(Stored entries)
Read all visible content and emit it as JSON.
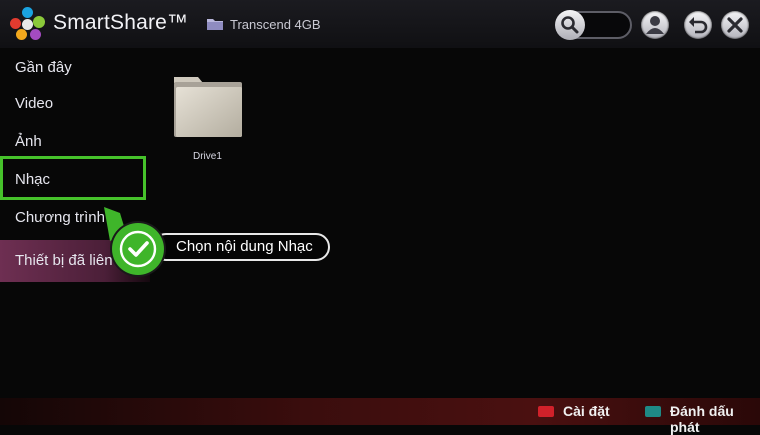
{
  "header": {
    "app_title": "SmartShare™",
    "device_label": "Transcend 4GB",
    "search_placeholder": ""
  },
  "sidebar": {
    "items": [
      {
        "label": "Gần đây"
      },
      {
        "label": "Video"
      },
      {
        "label": "Ảnh"
      },
      {
        "label": "Nhạc"
      },
      {
        "label": "Chương trình"
      },
      {
        "label": "Thiết bị đã liên kết"
      }
    ]
  },
  "content": {
    "folders": [
      {
        "label": "Drive1",
        "icon": "folder-icon"
      }
    ]
  },
  "annotation": {
    "callout_text": "Chọn nội dung Nhạc",
    "highlight_color": "#46c22b"
  },
  "footer": {
    "settings_label": "Cài đặt",
    "settings_key_color": "#d0212a",
    "bookmark_label": "Đánh dấu phát",
    "bookmark_key_color": "#1e8a86"
  },
  "icons": {
    "search": "search-icon",
    "user": "user-icon",
    "back": "back-icon",
    "close": "close-icon"
  }
}
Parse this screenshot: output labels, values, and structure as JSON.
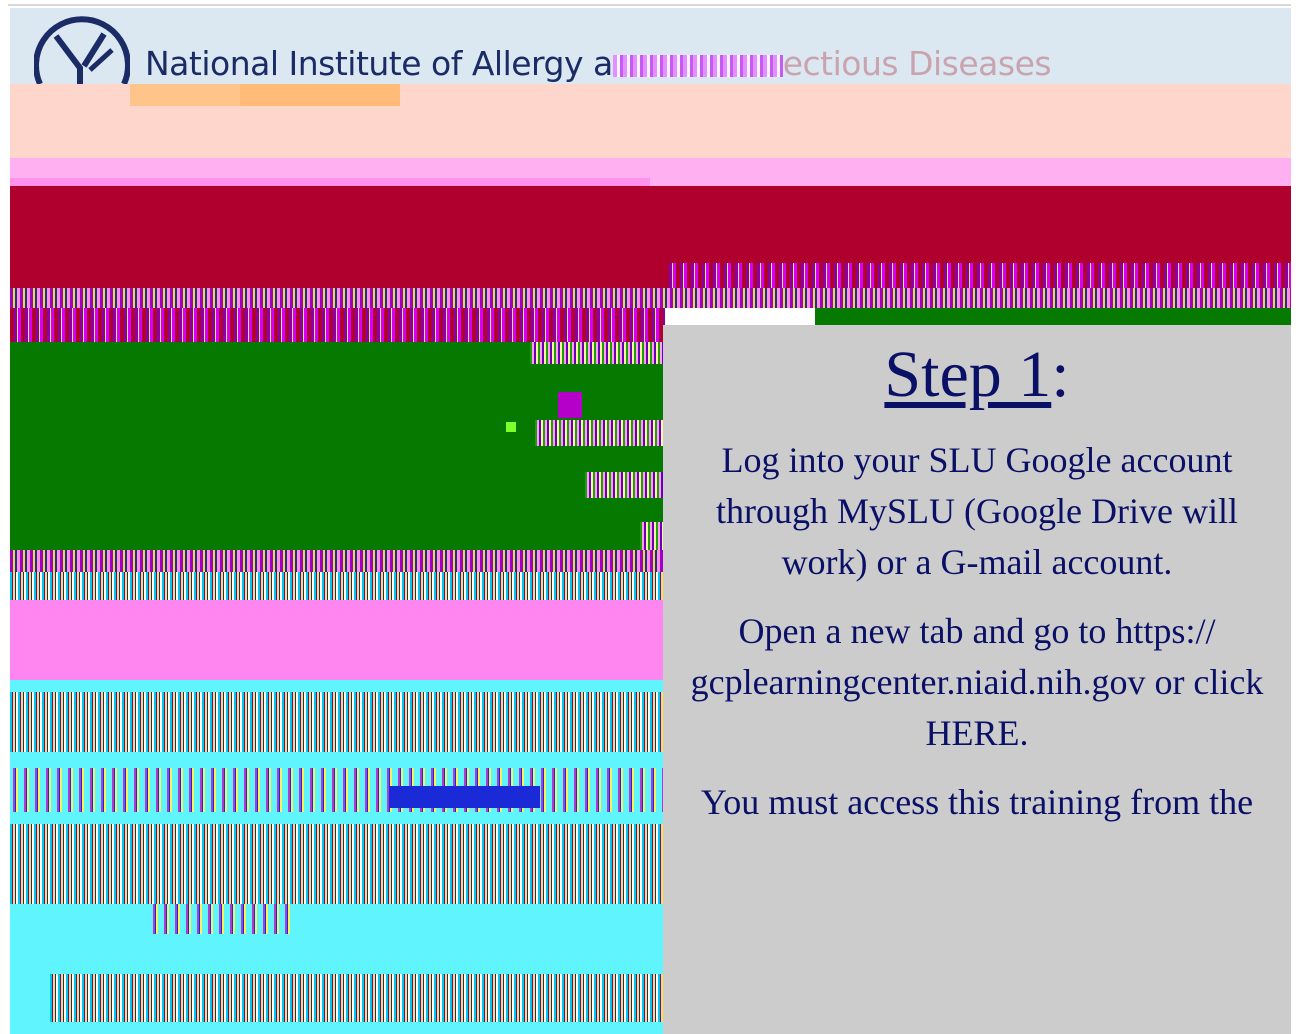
{
  "header": {
    "org_name_visible": "National Institute of Allergy a",
    "org_name_faded": "ectious Diseases",
    "logo_icon": "niaid-logo-icon"
  },
  "panel": {
    "title": "Step 1",
    "title_suffix": ":",
    "paragraph_1": "Log into your SLU Google account through MySLU (Google Drive will work) or a G-mail account.",
    "paragraph_2": "Open a new tab and go to https:// gcplearningcenter.niaid.nih.gov or click HERE.",
    "paragraph_3": "You must access this training from the"
  },
  "colors": {
    "panel_bg": "#cccccc",
    "panel_text": "#0a1066",
    "banner_red": "#b0002e",
    "banner_green": "#067a00",
    "banner_pink": "#ff86f0",
    "banner_cyan": "#60f4ff",
    "banner_peach": "#ffd6cc"
  }
}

DIRECTIONS FOR THIS TASK:
Collect the lines of the data that carry the word "niaid".

RESULT FOR THIS EXERCISE:
    "logo_icon": "niaid-logo-icon"
    "paragraph_2": "Open a new tab and go to https:// gcplearningcenter.niaid.nih.gov or click HERE.",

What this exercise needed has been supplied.